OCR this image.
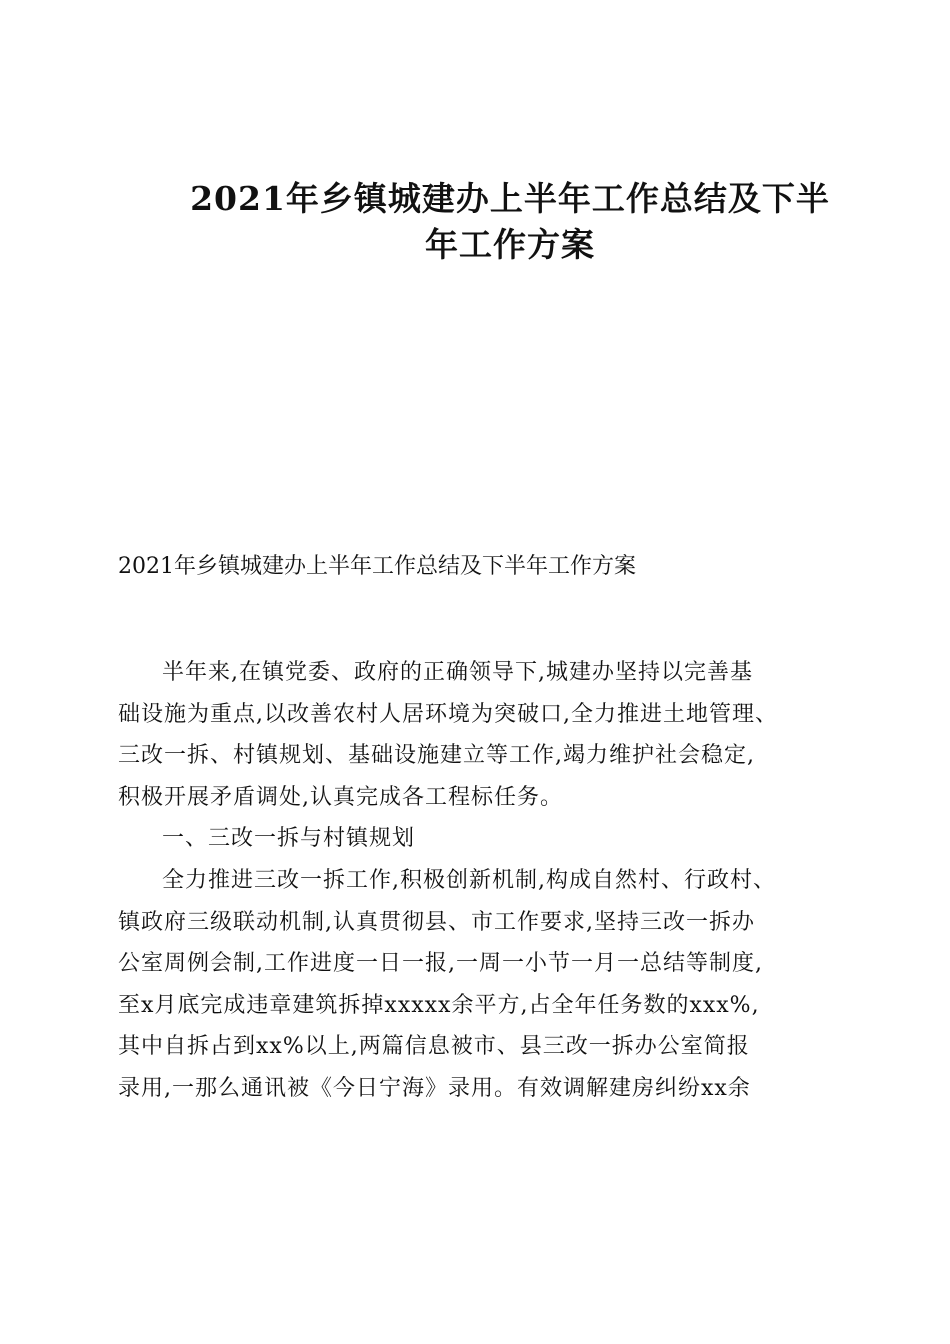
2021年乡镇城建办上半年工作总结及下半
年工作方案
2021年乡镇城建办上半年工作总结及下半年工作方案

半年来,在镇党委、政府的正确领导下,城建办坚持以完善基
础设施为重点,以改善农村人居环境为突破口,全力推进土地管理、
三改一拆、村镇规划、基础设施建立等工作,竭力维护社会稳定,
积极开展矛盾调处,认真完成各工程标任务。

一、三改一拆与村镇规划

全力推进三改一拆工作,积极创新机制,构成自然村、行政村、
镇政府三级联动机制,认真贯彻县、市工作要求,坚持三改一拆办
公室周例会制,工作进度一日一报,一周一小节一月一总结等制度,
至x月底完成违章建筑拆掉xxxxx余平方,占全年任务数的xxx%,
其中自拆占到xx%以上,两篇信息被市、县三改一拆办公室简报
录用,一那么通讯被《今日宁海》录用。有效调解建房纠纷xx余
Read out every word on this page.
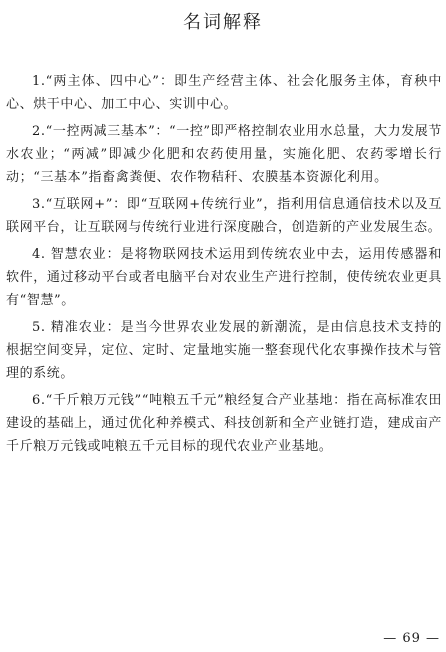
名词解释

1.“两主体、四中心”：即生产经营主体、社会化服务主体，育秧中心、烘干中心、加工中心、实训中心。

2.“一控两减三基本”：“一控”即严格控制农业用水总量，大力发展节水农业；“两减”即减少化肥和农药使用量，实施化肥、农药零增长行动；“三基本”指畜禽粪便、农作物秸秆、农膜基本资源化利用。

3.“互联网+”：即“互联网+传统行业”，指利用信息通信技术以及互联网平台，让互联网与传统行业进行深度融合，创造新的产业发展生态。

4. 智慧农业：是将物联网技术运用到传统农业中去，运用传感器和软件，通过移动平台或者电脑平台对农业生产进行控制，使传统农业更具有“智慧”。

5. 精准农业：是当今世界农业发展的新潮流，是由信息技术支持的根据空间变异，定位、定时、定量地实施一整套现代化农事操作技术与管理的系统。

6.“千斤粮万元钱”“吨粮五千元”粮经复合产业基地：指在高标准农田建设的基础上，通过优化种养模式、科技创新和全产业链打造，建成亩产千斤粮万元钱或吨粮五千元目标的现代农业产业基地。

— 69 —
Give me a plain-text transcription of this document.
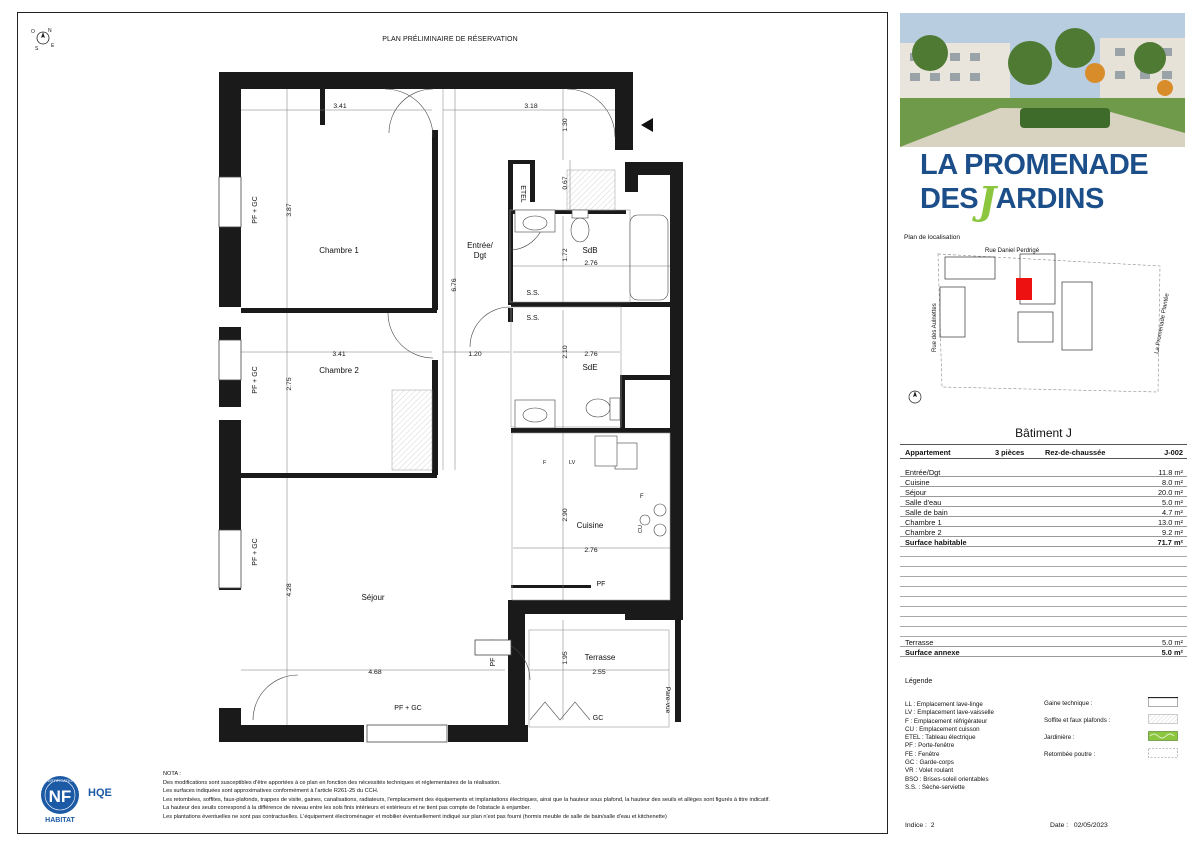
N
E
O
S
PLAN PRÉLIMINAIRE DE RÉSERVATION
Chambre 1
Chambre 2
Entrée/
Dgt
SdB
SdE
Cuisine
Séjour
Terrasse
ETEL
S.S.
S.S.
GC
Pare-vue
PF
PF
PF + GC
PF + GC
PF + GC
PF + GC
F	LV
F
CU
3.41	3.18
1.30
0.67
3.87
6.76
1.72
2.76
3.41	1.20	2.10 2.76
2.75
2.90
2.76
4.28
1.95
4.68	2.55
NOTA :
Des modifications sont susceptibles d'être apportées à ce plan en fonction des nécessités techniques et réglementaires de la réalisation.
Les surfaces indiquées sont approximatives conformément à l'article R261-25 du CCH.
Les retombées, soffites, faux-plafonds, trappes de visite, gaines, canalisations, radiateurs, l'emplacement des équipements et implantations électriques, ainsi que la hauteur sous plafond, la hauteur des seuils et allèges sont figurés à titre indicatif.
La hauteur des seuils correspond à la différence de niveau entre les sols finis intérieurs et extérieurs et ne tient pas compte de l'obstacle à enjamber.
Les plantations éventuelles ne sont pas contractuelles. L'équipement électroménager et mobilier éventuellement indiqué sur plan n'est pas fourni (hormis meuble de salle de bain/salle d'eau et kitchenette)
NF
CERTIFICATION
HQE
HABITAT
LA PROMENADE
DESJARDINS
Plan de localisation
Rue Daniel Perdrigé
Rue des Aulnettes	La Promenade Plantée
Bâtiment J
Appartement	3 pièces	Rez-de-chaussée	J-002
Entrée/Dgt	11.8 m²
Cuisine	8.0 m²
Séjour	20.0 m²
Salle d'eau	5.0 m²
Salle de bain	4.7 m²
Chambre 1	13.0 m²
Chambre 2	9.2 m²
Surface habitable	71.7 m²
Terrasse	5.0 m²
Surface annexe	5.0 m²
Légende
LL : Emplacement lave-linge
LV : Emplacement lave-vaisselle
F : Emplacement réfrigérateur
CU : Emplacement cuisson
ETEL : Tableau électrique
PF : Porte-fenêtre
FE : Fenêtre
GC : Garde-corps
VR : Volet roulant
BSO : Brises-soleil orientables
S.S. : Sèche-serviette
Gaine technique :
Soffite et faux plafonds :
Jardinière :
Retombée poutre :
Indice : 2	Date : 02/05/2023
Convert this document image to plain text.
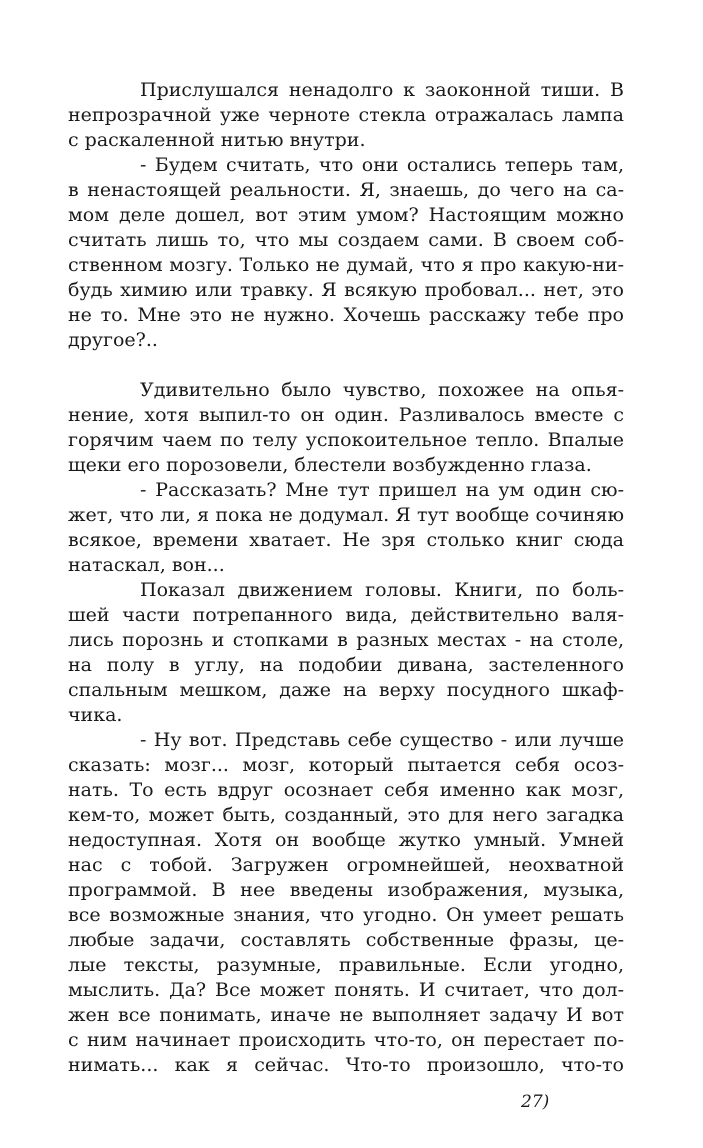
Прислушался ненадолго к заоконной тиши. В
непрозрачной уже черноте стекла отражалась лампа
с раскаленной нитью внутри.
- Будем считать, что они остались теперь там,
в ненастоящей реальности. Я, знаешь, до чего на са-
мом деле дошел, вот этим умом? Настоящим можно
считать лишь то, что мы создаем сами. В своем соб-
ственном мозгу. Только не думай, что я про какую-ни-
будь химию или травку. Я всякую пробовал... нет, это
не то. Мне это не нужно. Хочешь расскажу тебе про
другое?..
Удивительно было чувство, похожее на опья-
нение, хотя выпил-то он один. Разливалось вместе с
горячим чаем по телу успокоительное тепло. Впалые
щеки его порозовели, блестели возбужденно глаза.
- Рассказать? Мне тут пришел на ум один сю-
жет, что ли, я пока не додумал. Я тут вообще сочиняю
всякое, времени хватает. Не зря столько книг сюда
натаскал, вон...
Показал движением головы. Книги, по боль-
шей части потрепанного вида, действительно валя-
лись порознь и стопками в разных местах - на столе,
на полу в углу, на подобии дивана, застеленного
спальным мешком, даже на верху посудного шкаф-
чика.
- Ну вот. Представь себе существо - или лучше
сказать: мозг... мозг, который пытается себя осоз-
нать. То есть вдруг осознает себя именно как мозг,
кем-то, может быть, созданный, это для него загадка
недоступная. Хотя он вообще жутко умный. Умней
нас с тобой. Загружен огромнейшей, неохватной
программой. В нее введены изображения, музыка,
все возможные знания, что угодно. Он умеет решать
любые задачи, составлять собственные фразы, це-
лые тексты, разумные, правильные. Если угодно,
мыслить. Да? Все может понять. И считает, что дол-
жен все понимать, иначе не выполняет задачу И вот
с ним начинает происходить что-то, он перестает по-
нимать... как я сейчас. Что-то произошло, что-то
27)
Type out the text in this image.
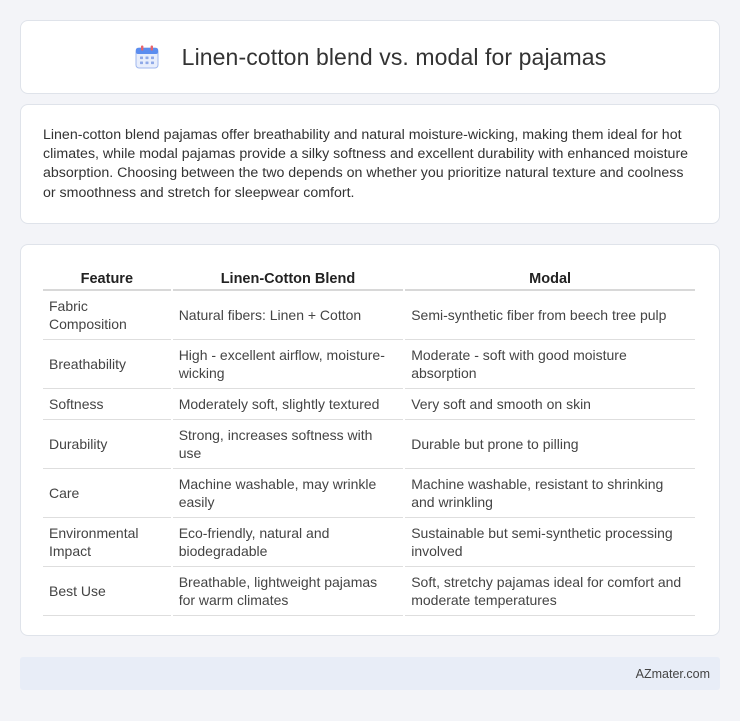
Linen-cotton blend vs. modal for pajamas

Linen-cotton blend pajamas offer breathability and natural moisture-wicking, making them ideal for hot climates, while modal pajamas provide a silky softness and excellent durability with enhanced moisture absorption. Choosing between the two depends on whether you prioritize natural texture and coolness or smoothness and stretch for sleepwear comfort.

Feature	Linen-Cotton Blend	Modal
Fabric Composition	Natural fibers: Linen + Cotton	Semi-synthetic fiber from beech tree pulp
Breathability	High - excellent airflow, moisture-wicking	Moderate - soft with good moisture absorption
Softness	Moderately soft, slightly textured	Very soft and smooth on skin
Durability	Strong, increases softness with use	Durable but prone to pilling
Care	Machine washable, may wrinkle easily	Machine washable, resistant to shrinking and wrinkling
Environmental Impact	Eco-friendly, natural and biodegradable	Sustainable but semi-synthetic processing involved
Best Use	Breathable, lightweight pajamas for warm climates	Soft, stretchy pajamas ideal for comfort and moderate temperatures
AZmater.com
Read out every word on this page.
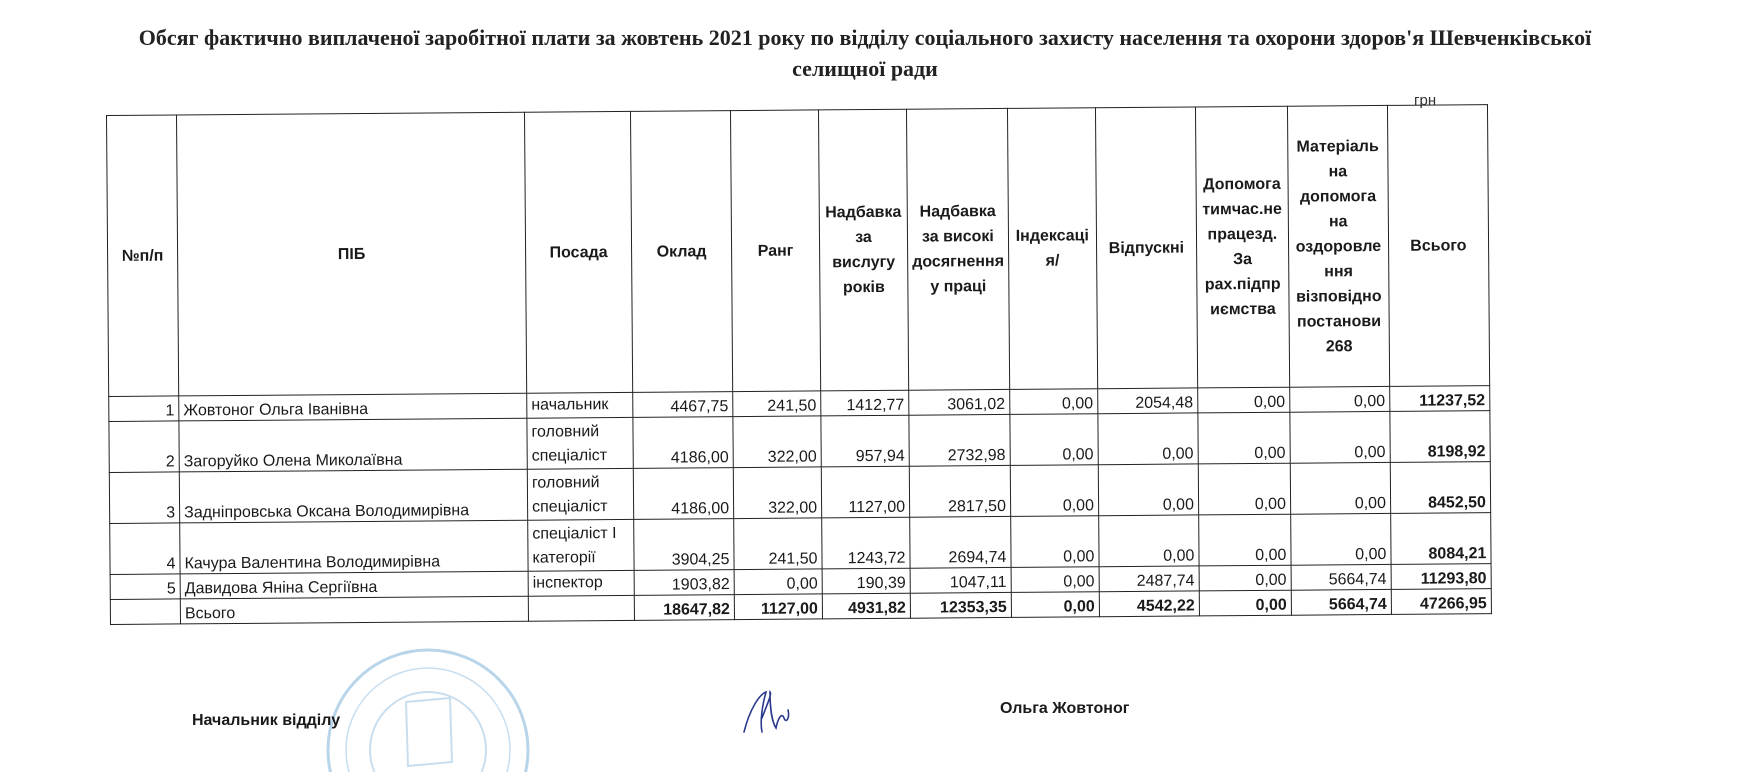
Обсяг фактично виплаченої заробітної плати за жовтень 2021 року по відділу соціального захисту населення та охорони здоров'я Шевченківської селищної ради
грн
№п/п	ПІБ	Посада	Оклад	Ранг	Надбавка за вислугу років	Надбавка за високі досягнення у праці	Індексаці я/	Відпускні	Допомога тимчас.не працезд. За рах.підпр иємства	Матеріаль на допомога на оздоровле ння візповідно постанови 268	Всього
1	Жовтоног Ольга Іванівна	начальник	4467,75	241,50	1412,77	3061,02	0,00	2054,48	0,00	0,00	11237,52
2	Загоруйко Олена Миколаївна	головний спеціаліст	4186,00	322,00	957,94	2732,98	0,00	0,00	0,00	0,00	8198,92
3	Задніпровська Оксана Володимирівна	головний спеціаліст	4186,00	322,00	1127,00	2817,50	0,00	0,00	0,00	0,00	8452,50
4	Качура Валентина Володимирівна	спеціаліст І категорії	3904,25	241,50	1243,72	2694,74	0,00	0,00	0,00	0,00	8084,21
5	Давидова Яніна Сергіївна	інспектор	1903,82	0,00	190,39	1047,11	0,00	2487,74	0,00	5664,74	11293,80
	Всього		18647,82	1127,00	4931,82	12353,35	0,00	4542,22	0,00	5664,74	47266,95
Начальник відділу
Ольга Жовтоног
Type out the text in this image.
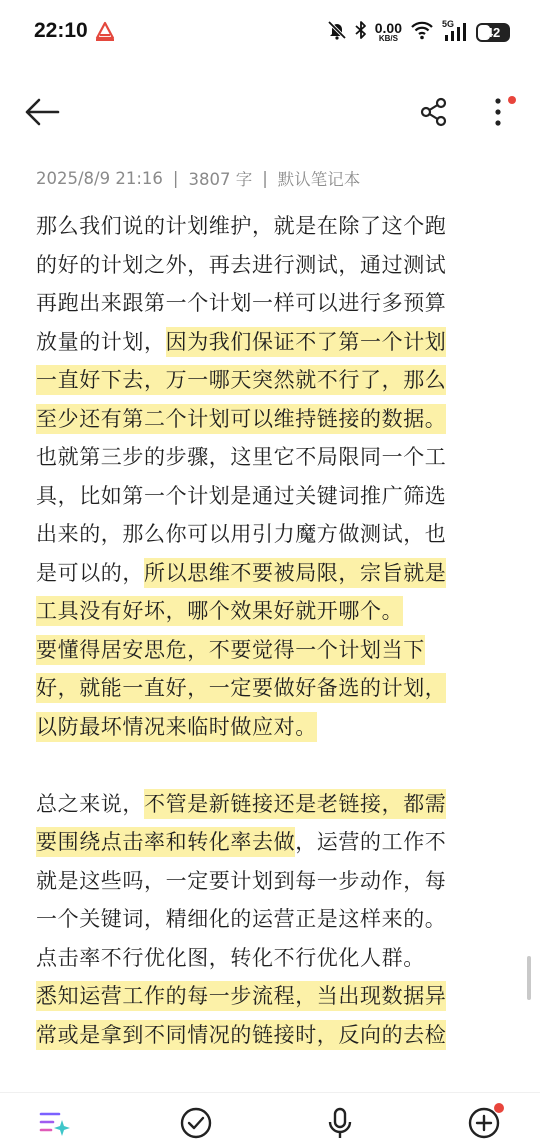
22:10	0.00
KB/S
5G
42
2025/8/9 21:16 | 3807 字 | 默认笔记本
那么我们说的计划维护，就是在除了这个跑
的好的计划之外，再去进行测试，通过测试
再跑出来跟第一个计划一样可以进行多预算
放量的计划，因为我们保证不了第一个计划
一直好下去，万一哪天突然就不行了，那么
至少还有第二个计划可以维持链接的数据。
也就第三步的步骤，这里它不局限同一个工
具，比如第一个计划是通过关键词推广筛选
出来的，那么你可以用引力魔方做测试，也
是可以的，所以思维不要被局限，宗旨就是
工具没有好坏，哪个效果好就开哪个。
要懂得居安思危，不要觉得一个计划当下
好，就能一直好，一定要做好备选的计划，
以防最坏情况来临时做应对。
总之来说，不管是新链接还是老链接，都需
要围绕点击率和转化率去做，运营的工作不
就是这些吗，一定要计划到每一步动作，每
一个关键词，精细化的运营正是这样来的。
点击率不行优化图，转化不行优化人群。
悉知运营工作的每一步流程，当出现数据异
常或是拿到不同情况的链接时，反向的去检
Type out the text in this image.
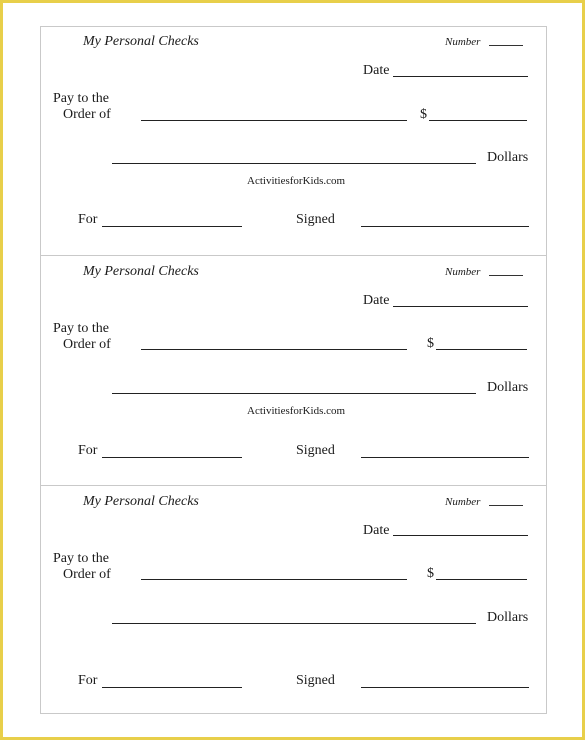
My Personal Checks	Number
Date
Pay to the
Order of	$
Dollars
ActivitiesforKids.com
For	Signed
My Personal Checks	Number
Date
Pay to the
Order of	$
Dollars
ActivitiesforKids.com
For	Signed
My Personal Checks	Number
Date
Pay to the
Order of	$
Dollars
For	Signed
┄┄┄┄┄┄┄┄┄┄┄┄┄┄┄┄┄┄┄┄
Written exercise: Above are the records; copy every line in them that holds the word "bain".

Final answer:
Les plantations éventuelles ne sont pas contractuelles. L'équipement électroménager et mobilier éventuellement indiqué sur plan n'est pas fourni (hormis meuble de salle de bain/salle d'eau et kitchenette)
Salle de bain	4.7 m²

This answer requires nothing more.